>> start Data for processing
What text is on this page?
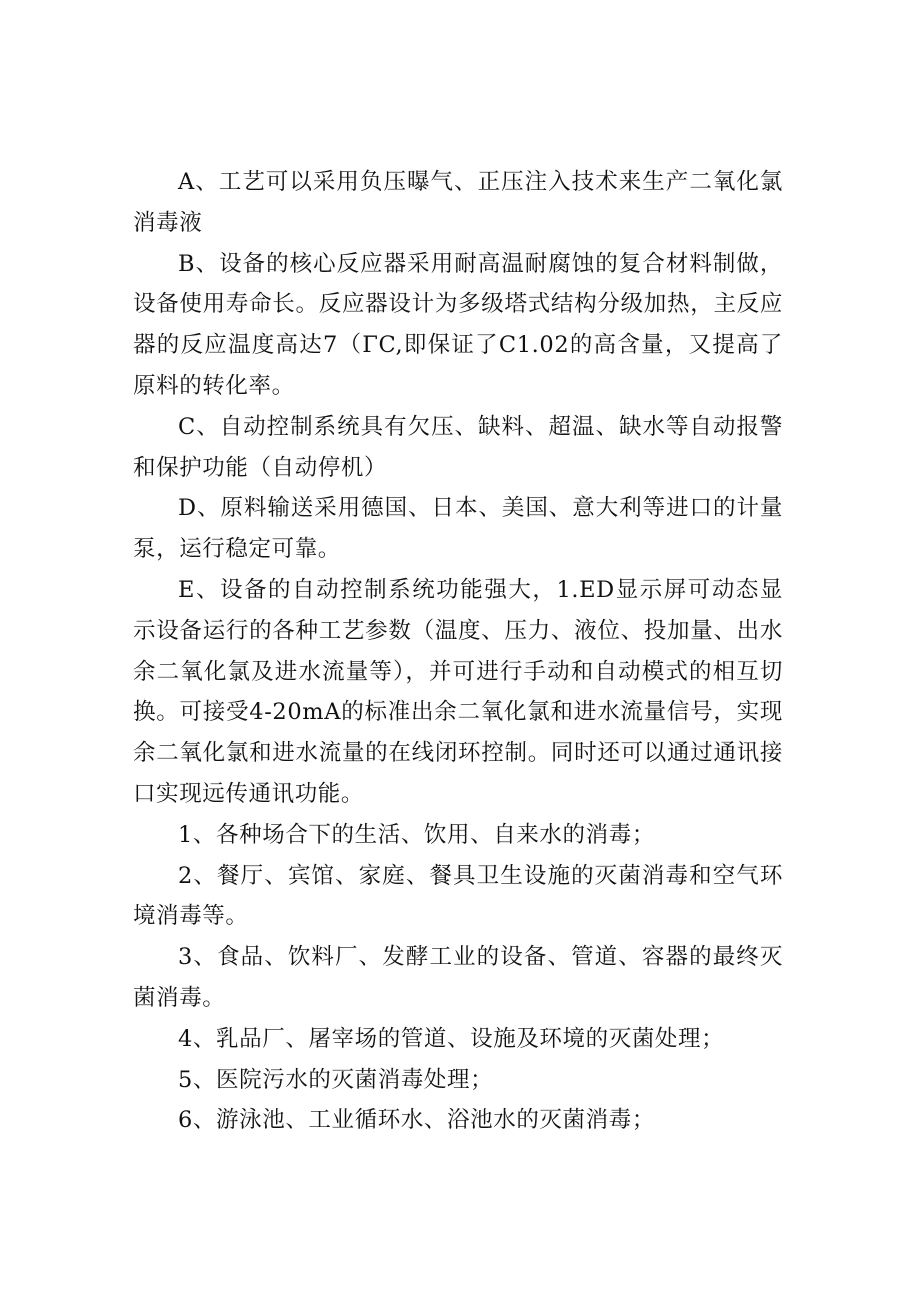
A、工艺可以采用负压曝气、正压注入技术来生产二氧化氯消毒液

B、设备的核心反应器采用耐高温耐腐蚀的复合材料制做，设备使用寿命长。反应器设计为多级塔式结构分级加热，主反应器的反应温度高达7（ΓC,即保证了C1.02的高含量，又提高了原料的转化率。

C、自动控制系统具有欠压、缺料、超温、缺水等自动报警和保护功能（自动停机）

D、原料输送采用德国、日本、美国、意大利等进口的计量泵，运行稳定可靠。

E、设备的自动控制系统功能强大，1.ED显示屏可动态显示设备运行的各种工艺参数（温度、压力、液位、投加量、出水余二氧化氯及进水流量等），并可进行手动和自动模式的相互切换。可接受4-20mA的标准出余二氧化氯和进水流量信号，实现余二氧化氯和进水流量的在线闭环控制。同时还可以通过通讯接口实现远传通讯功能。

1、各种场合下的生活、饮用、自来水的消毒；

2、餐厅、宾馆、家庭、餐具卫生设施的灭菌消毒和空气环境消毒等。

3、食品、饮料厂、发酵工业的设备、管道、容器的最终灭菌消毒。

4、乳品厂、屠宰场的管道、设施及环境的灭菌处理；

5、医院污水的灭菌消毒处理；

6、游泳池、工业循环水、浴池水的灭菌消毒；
>> end Data for processing
>> start Data for processing
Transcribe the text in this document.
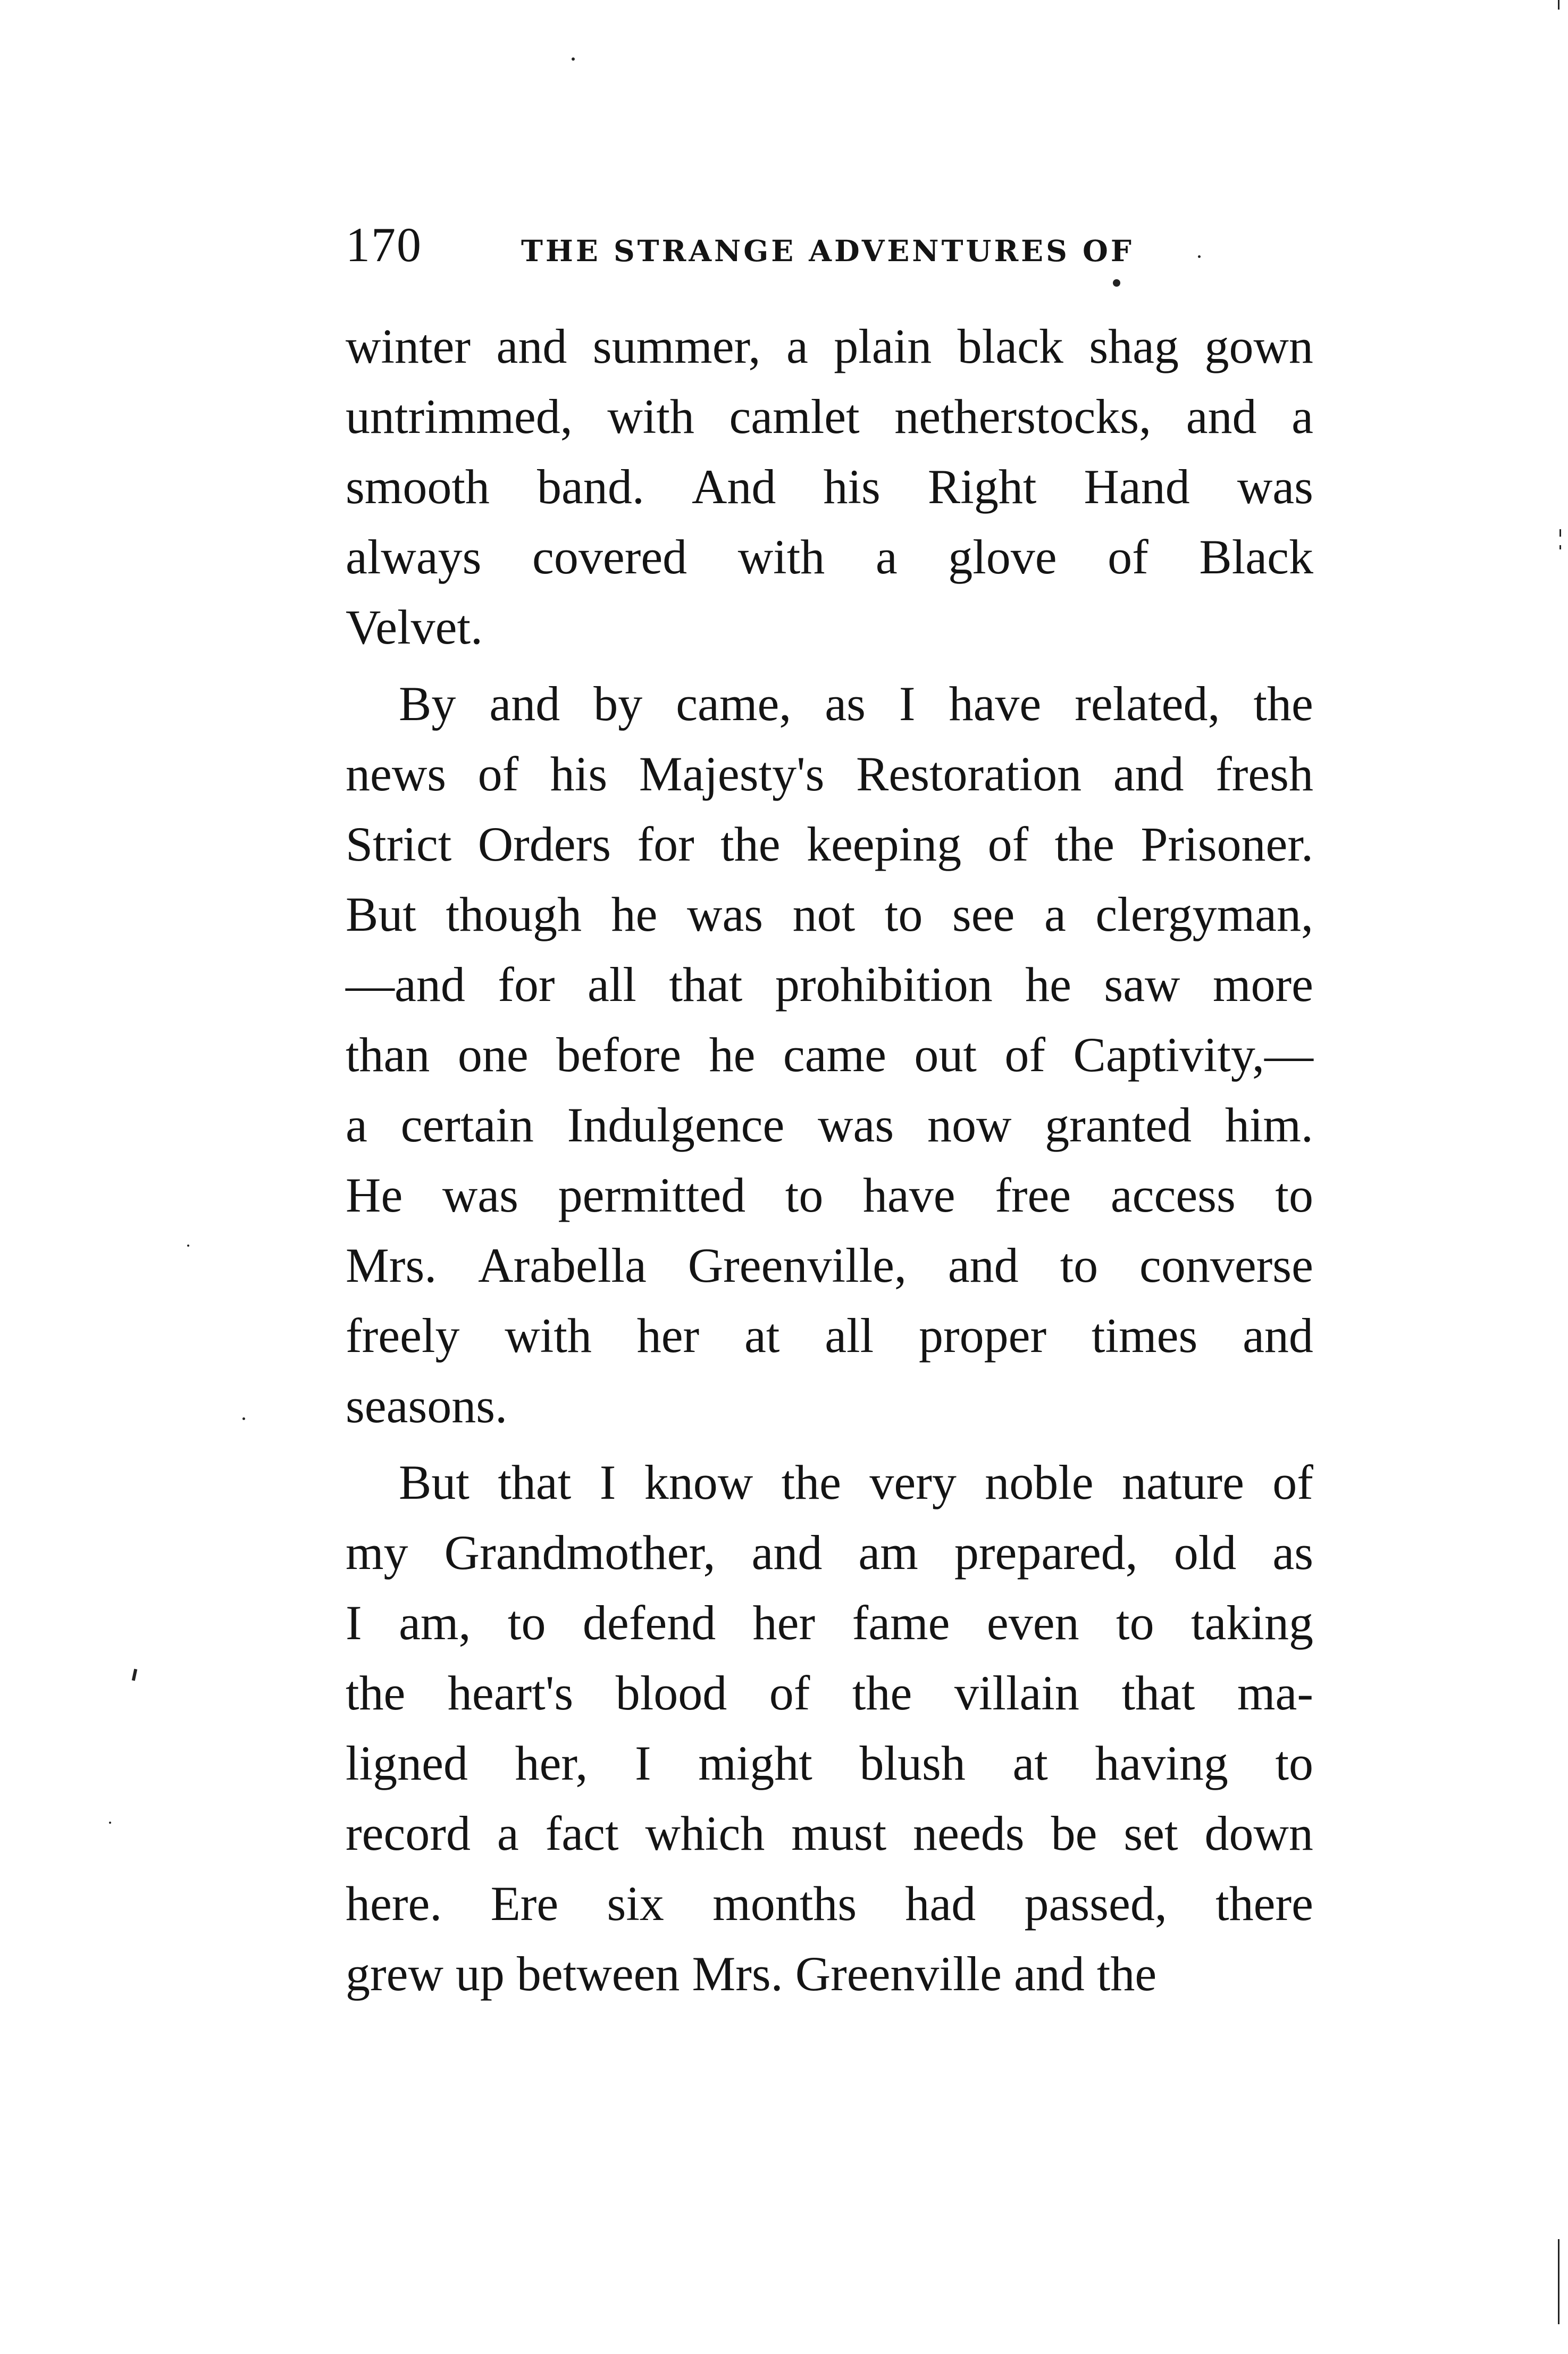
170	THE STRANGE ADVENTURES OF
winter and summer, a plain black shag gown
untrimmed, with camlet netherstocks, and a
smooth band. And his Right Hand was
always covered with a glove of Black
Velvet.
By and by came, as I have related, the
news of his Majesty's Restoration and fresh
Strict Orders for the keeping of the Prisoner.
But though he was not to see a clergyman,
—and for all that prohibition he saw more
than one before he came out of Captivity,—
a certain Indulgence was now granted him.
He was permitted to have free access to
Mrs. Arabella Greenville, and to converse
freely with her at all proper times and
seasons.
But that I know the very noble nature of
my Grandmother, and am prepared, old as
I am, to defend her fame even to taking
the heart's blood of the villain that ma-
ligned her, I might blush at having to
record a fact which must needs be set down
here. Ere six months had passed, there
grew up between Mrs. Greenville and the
>> end Data for processing
>> start Data for processing
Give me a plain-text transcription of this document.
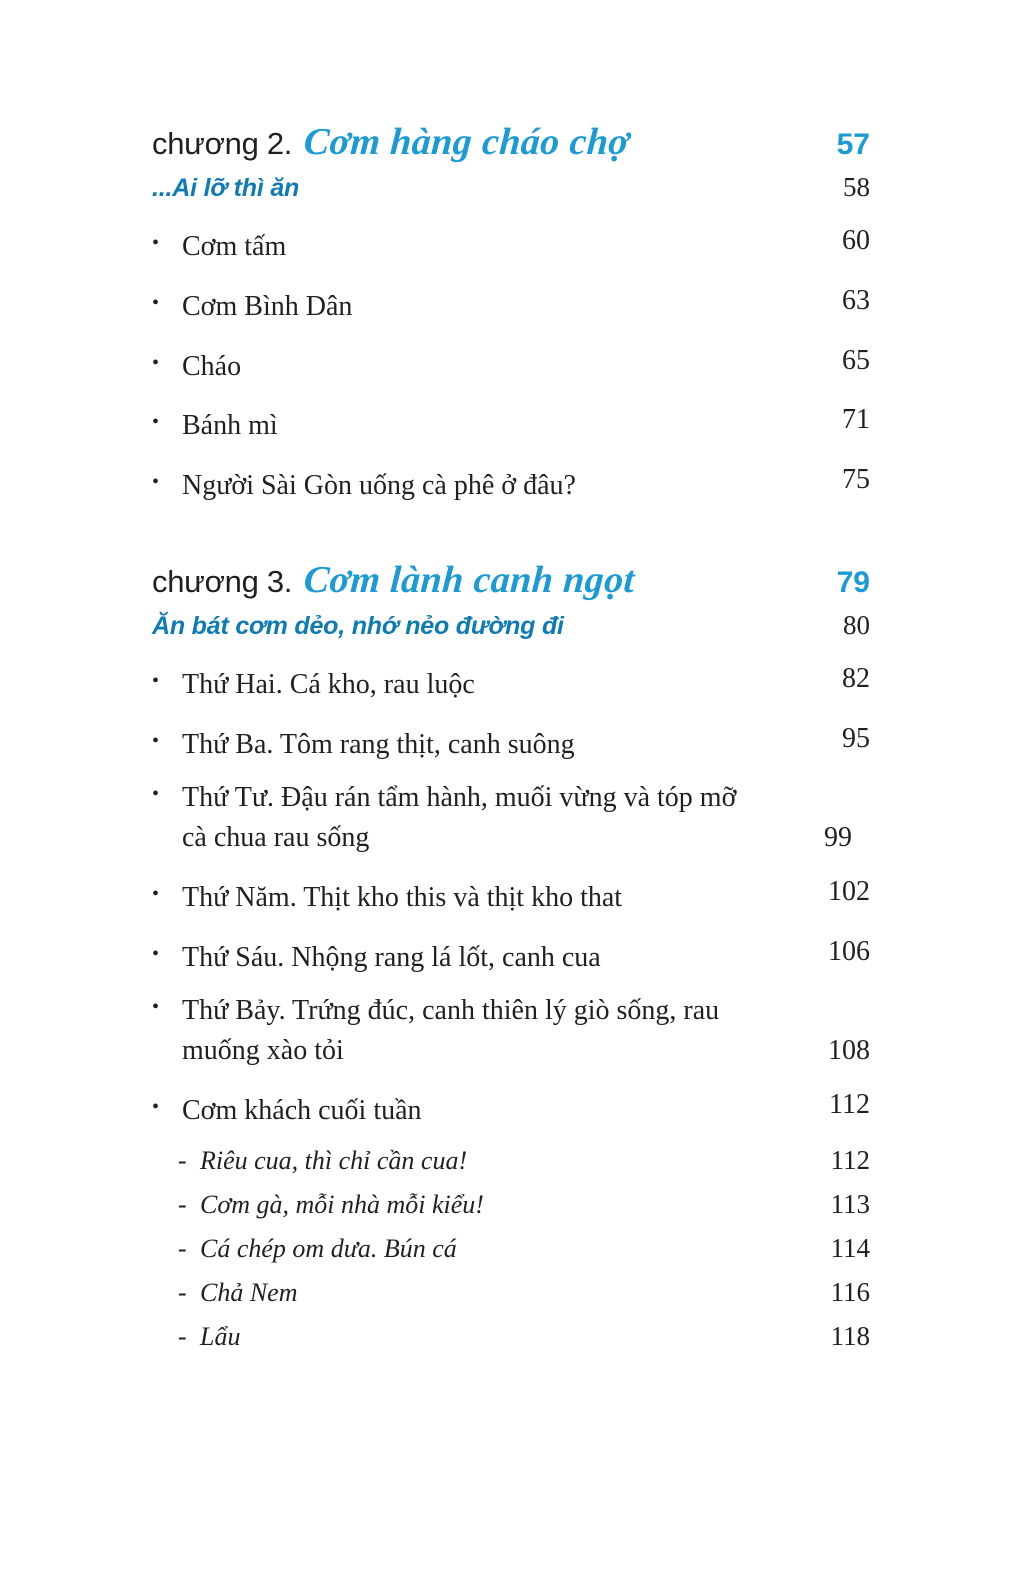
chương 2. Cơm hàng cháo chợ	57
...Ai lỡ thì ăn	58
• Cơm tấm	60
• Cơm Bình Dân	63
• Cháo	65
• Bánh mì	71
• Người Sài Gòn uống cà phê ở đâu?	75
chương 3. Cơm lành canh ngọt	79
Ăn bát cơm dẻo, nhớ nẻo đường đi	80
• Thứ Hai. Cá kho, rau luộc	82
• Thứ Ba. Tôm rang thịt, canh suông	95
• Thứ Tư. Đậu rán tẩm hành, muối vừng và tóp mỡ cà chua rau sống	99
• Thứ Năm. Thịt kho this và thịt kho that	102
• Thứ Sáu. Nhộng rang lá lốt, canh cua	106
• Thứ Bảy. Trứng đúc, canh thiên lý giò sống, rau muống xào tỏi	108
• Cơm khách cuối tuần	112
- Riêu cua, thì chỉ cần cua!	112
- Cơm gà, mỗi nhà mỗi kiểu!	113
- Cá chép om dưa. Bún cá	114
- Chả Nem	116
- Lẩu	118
>> end Data for processing
Copy all the lines above that hold the string "text".

What text is on this page?
Transcribe the text in this document.
Give me a plain-text transcription of this document.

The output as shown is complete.